WHAT TO DO
Where a line holds the word "Πότε", copy that line.

Extracted records
start

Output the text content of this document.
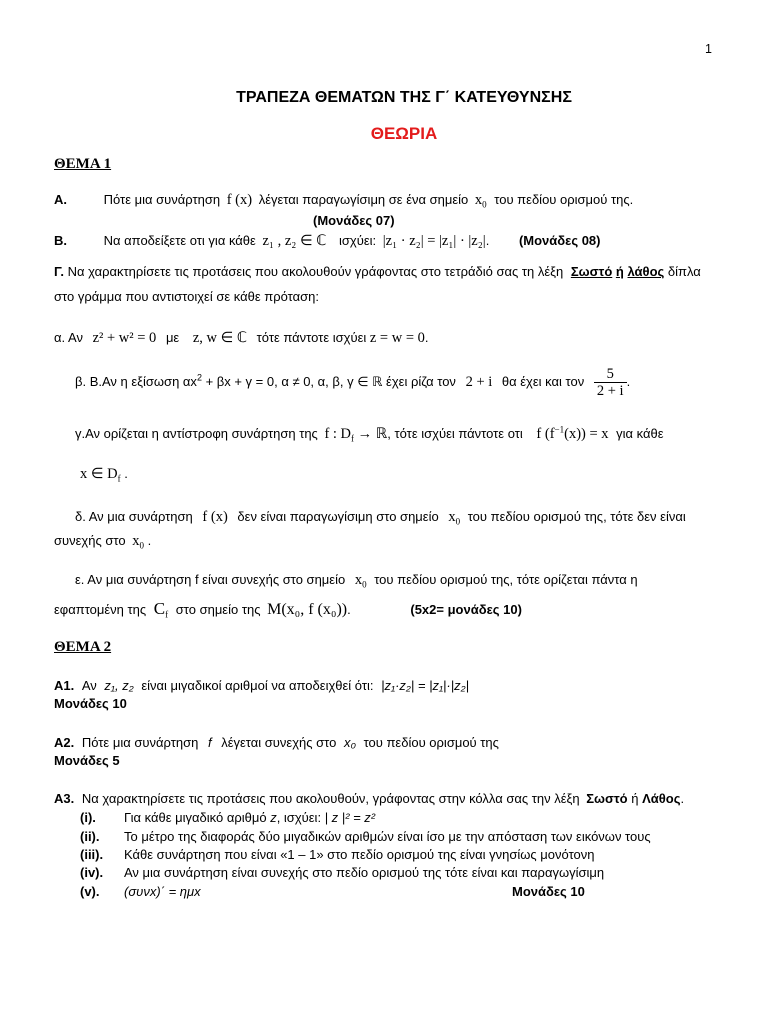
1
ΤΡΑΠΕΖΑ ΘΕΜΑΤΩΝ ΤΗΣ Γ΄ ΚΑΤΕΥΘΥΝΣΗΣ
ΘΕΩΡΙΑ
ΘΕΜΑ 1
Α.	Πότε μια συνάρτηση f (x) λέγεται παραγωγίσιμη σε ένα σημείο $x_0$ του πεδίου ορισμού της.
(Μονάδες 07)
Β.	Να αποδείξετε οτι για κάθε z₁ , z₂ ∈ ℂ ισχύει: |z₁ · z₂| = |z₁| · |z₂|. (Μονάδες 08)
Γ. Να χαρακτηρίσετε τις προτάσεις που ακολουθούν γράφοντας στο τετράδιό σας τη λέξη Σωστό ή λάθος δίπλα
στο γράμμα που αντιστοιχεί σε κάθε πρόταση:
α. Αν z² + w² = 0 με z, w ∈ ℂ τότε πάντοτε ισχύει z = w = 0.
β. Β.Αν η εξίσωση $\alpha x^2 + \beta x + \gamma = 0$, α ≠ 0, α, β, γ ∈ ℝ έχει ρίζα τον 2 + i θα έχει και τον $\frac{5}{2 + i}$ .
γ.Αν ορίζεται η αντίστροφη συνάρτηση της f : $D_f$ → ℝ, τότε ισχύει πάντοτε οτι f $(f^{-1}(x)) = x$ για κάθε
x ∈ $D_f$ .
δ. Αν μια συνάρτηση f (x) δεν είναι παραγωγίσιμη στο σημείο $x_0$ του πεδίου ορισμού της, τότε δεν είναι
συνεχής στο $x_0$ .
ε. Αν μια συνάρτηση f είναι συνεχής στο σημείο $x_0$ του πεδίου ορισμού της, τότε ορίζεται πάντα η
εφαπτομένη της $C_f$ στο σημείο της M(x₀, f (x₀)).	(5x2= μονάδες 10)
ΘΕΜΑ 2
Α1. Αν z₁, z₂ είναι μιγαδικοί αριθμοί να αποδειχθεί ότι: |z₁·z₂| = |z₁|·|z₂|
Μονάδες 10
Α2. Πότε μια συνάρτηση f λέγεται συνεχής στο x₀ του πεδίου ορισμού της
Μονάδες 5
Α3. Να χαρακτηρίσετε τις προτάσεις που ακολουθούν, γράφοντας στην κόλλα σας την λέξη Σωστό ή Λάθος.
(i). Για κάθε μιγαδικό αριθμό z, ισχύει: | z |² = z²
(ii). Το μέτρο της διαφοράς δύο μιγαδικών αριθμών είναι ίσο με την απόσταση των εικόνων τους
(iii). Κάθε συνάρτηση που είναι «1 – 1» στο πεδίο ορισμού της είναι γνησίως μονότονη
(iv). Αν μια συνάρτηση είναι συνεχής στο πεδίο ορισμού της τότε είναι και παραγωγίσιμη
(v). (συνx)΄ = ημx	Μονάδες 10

end

SOLVED EXERCISE
Α.	Πότε μια συνάρτηση f (x) λέγεται παραγωγίσιμη σε ένα σημείο $x_0$ του πεδίου ορισμού της.
Α2. Πότε μια συνάρτηση f λέγεται συνεχής στο x₀ του πεδίου ορισμού της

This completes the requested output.